── Data for this exercise ──

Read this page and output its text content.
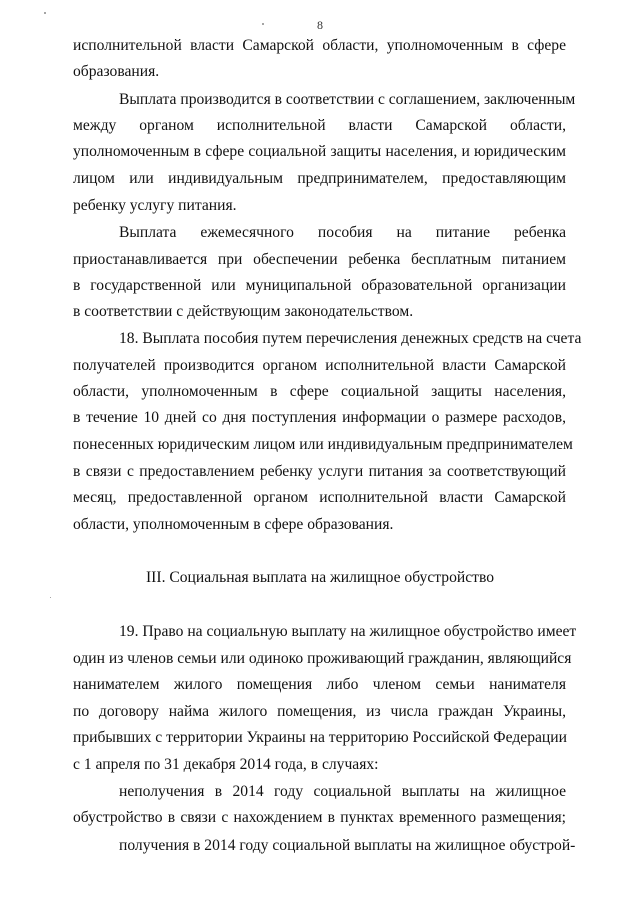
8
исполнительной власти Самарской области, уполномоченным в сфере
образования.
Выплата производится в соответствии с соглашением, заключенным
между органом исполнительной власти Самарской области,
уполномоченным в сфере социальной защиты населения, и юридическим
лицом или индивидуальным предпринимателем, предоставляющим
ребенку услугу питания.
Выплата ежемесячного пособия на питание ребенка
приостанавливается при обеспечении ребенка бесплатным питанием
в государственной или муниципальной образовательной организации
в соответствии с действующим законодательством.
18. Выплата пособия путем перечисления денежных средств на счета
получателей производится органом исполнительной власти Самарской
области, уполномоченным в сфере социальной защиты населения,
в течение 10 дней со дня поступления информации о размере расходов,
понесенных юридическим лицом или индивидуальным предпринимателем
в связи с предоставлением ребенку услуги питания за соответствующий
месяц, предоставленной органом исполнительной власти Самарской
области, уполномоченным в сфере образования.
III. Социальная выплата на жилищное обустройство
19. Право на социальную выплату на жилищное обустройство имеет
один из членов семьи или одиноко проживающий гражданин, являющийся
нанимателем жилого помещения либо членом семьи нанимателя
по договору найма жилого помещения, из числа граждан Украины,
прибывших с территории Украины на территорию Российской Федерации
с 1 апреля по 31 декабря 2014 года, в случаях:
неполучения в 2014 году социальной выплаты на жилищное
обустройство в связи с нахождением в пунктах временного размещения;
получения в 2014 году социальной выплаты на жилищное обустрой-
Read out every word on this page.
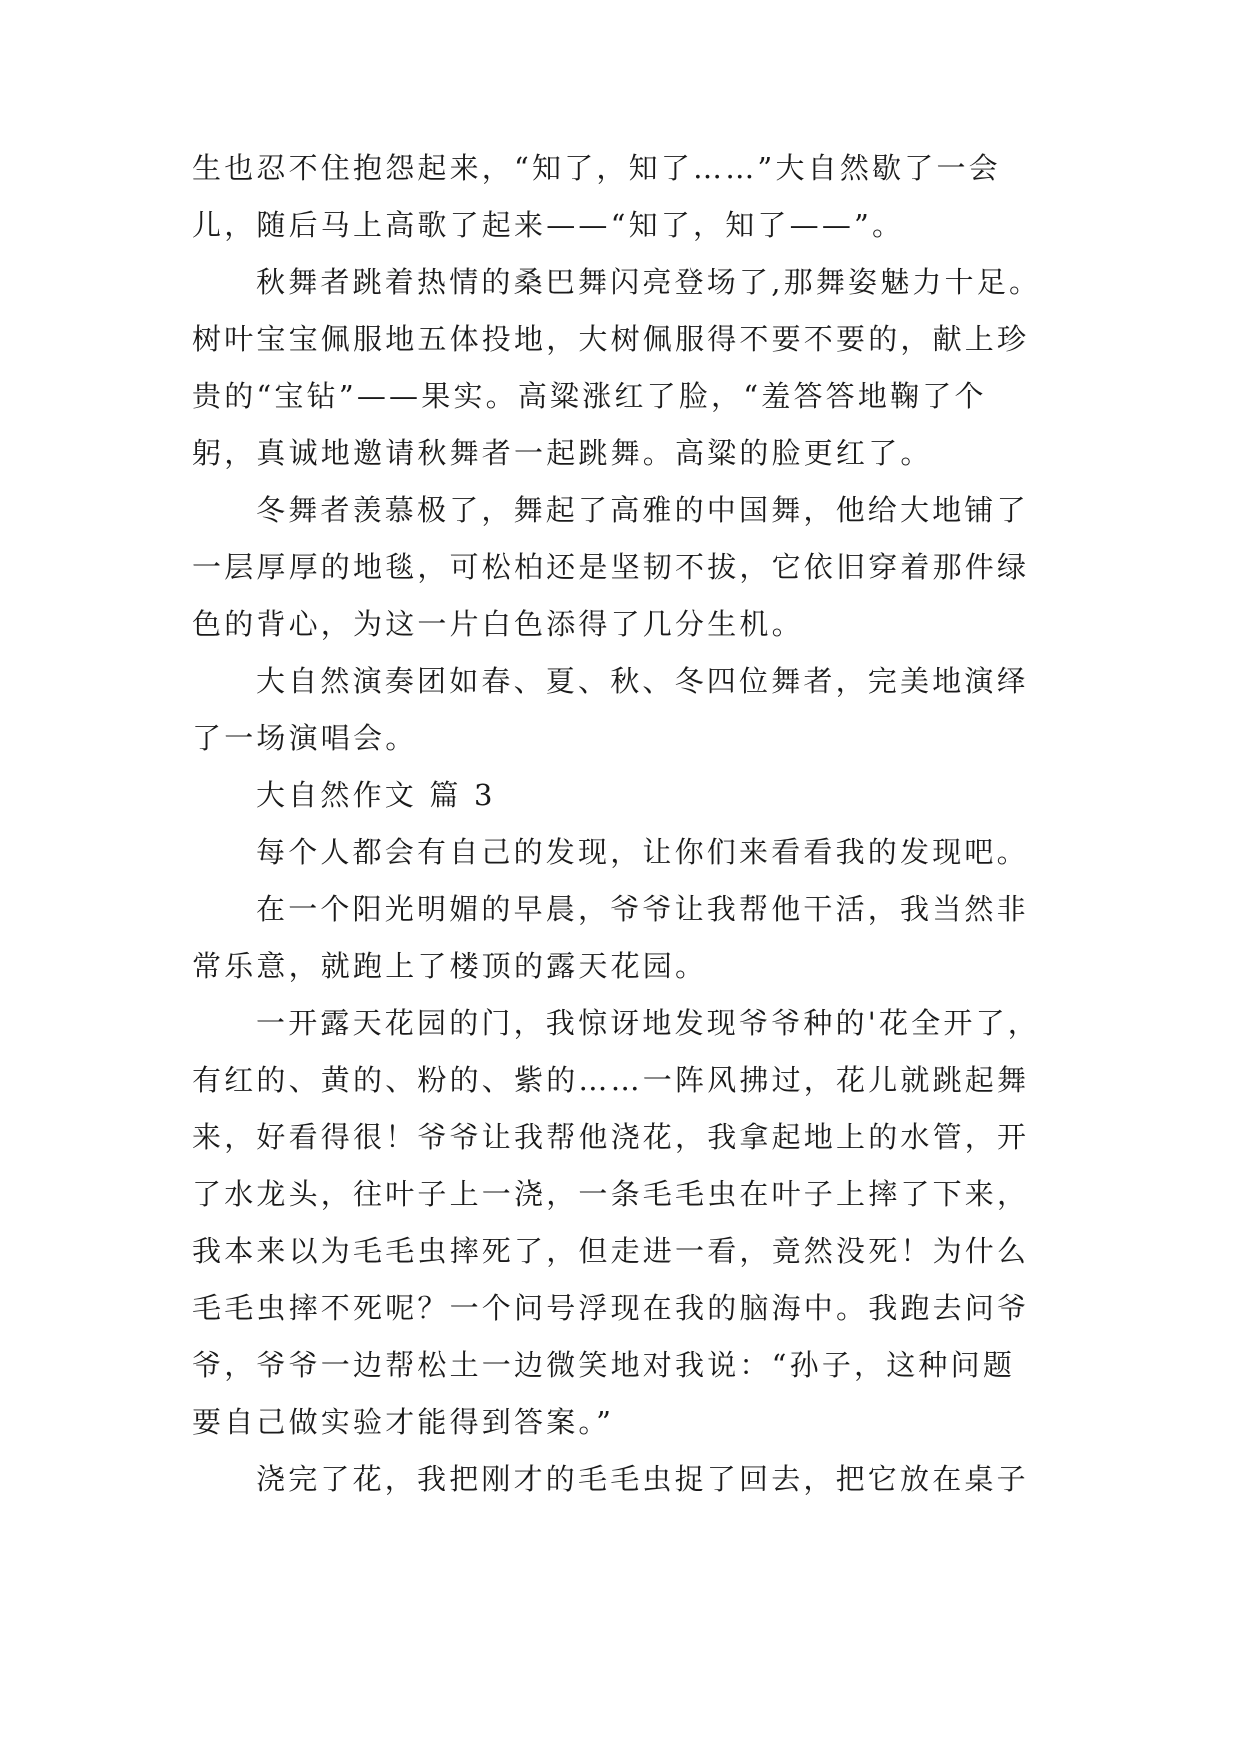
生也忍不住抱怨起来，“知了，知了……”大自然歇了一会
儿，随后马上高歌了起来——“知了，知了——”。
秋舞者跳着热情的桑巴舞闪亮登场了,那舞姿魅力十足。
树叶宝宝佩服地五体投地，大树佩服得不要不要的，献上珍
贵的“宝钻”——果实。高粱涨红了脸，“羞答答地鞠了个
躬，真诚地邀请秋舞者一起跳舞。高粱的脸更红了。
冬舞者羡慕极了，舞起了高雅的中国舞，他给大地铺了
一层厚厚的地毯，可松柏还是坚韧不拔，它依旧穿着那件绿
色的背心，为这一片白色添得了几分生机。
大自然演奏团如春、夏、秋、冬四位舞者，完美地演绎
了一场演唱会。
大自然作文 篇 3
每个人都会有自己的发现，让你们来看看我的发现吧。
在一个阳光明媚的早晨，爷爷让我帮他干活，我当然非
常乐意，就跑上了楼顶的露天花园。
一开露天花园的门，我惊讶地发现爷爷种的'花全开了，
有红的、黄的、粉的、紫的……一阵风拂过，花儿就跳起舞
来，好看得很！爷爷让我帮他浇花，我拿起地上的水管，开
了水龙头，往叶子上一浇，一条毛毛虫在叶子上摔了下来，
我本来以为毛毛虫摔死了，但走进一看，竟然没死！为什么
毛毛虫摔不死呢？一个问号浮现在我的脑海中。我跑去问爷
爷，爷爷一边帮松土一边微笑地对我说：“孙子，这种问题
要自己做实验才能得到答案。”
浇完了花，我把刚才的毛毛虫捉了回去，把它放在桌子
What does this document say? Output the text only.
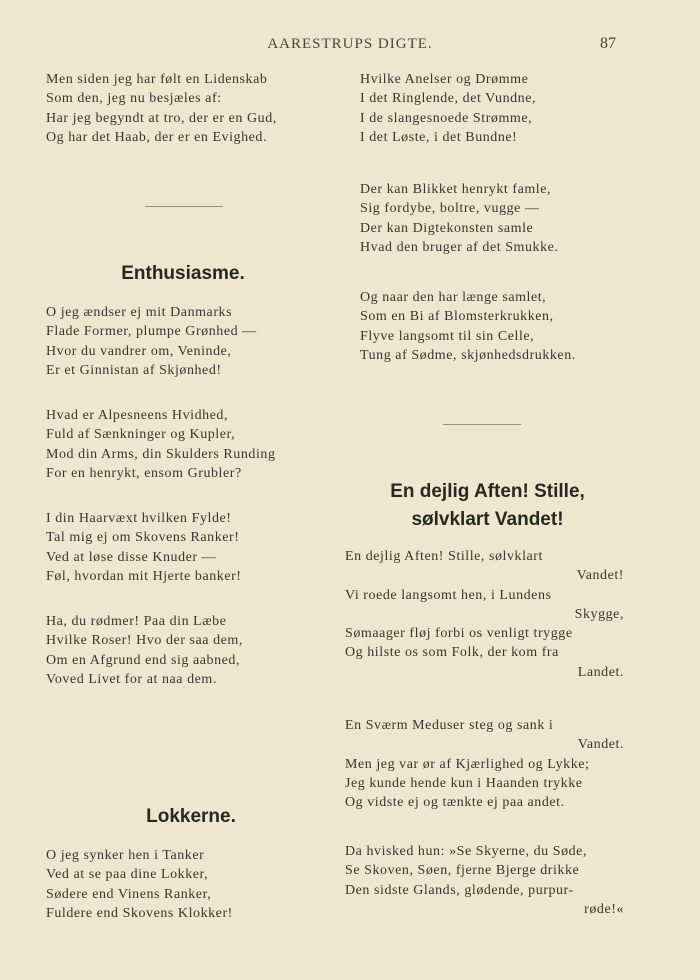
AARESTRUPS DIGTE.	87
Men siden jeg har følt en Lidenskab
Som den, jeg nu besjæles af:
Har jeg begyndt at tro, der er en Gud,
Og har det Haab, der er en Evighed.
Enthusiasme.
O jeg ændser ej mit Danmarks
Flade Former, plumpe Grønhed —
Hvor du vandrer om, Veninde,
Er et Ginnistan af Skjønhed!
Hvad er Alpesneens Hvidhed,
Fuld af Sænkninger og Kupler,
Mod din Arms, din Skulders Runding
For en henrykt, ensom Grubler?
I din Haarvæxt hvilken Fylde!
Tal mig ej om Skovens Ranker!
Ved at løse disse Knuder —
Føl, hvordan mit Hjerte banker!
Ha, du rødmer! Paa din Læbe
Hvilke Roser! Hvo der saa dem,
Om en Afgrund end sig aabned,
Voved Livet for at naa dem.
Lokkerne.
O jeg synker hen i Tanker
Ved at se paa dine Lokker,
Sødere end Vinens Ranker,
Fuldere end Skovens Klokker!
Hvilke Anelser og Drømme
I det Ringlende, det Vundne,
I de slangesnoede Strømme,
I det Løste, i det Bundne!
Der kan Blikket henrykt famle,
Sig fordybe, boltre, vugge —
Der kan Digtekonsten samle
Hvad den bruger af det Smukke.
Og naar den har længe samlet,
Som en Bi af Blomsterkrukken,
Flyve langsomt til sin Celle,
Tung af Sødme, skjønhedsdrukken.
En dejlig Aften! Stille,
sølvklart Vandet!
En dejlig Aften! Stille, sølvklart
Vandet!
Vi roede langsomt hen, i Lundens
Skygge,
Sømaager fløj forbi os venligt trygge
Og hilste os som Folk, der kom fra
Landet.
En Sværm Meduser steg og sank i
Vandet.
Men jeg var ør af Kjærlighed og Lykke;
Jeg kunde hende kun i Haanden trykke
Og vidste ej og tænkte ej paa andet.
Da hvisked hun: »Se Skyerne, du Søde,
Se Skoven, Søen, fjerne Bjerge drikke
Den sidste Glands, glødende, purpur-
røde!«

───

▸ Set task
Retype every entry verbatim and exclude the pictures from the copy.

▸ Solution to the problem
Read this page and output its text content.
8
исполнительной власти Самарской области, уполномоченным в сфере
образования.
Выплата производится в соответствии с соглашением, заключенным
между органом исполнительной власти Самарской области,
уполномоченным в сфере социальной защиты населения, и юридическим
лицом или индивидуальным предпринимателем, предоставляющим
ребенку услугу питания.
Выплата ежемесячного пособия на питание ребенка
приостанавливается при обеспечении ребенка бесплатным питанием
в государственной или муниципальной образовательной организации
в соответствии с действующим законодательством.
18. Выплата пособия путем перечисления денежных средств на счета
получателей производится органом исполнительной власти Самарской
области, уполномоченным в сфере социальной защиты населения,
в течение 10 дней со дня поступления информации о размере расходов,
понесенных юридическим лицом или индивидуальным предпринимателем
в связи с предоставлением ребенку услуги питания за соответствующий
месяц, предоставленной органом исполнительной власти Самарской
области, уполномоченным в сфере образования.
III. Социальная выплата на жилищное обустройство
19. Право на социальную выплату на жилищное обустройство имеет
один из членов семьи или одиноко проживающий гражданин, являющийся
нанимателем жилого помещения либо членом семьи нанимателя
по договору найма жилого помещения, из числа граждан Украины,
прибывших с территории Украины на территорию Российской Федерации
с 1 апреля по 31 декабря 2014 года, в случаях:
неполучения в 2014 году социальной выплаты на жилищное
обустройство в связи с нахождением в пунктах временного размещения;
получения в 2014 году социальной выплаты на жилищное обустрой-
Read out every word on this page.
生也忍不住抱怨起来，“知了，知了……”大自然歇了一会
儿，随后马上高歌了起来——“知了，知了——”。
秋舞者跳着热情的桑巴舞闪亮登场了,那舞姿魅力十足。
树叶宝宝佩服地五体投地，大树佩服得不要不要的，献上珍
贵的“宝钻”——果实。高粱涨红了脸，“羞答答地鞠了个
躬，真诚地邀请秋舞者一起跳舞。高粱的脸更红了。
冬舞者羡慕极了，舞起了高雅的中国舞，他给大地铺了
一层厚厚的地毯，可松柏还是坚韧不拔，它依旧穿着那件绿
色的背心，为这一片白色添得了几分生机。
大自然演奏团如春、夏、秋、冬四位舞者，完美地演绎
了一场演唱会。
大自然作文 篇 3
每个人都会有自己的发现，让你们来看看我的发现吧。
在一个阳光明媚的早晨，爷爷让我帮他干活，我当然非
常乐意，就跑上了楼顶的露天花园。
一开露天花园的门，我惊讶地发现爷爷种的'花全开了，
有红的、黄的、粉的、紫的……一阵风拂过，花儿就跳起舞
来，好看得很！爷爷让我帮他浇花，我拿起地上的水管，开
了水龙头，往叶子上一浇，一条毛毛虫在叶子上摔了下来，
我本来以为毛毛虫摔死了，但走进一看，竟然没死！为什么
毛毛虫摔不死呢？一个问号浮现在我的脑海中。我跑去问爷
爷，爷爷一边帮松土一边微笑地对我说：“孙子，这种问题
要自己做实验才能得到答案。”
浇完了花，我把刚才的毛毛虫捉了回去，把它放在桌子
What does this document say? Output the text only.
AARESTRUPS DIGTE.	87
Men siden jeg har følt en Lidenskab
Som den, jeg nu besjæles af:
Har jeg begyndt at tro, der er en Gud,
Og har det Haab, der er en Evighed.
Enthusiasme.
O jeg ændser ej mit Danmarks
Flade Former, plumpe Grønhed —
Hvor du vandrer om, Veninde,
Er et Ginnistan af Skjønhed!
Hvad er Alpesneens Hvidhed,
Fuld af Sænkninger og Kupler,
Mod din Arms, din Skulders Runding
For en henrykt, ensom Grubler?
I din Haarvæxt hvilken Fylde!
Tal mig ej om Skovens Ranker!
Ved at løse disse Knuder —
Føl, hvordan mit Hjerte banker!
Ha, du rødmer! Paa din Læbe
Hvilke Roser! Hvo der saa dem,
Om en Afgrund end sig aabned,
Voved Livet for at naa dem.
Lokkerne.
O jeg synker hen i Tanker
Ved at se paa dine Lokker,
Sødere end Vinens Ranker,
Fuldere end Skovens Klokker!
Hvilke Anelser og Drømme
I det Ringlende, det Vundne,
I de slangesnoede Strømme,
I det Løste, i det Bundne!
Der kan Blikket henrykt famle,
Sig fordybe, boltre, vugge —
Der kan Digtekonsten samle
Hvad den bruger af det Smukke.
Og naar den har længe samlet,
Som en Bi af Blomsterkrukken,
Flyve langsomt til sin Celle,
Tung af Sødme, skjønhedsdrukken.
En dejlig Aften! Stille,
sølvklart Vandet!
En dejlig Aften! Stille, sølvklart
Vandet!
Vi roede langsomt hen, i Lundens
Skygge,
Sømaager fløj forbi os venligt trygge
Og hilste os som Folk, der kom fra
Landet.
En Sværm Meduser steg og sank i
Vandet.
Men jeg var ør af Kjærlighed og Lykke;
Jeg kunde hende kun i Haanden trykke
Og vidste ej og tænkte ej paa andet.
Da hvisked hun: »Se Skyerne, du Søde,
Se Skoven, Søen, fjerne Bjerge drikke
Den sidste Glands, glødende, purpur-
røde!«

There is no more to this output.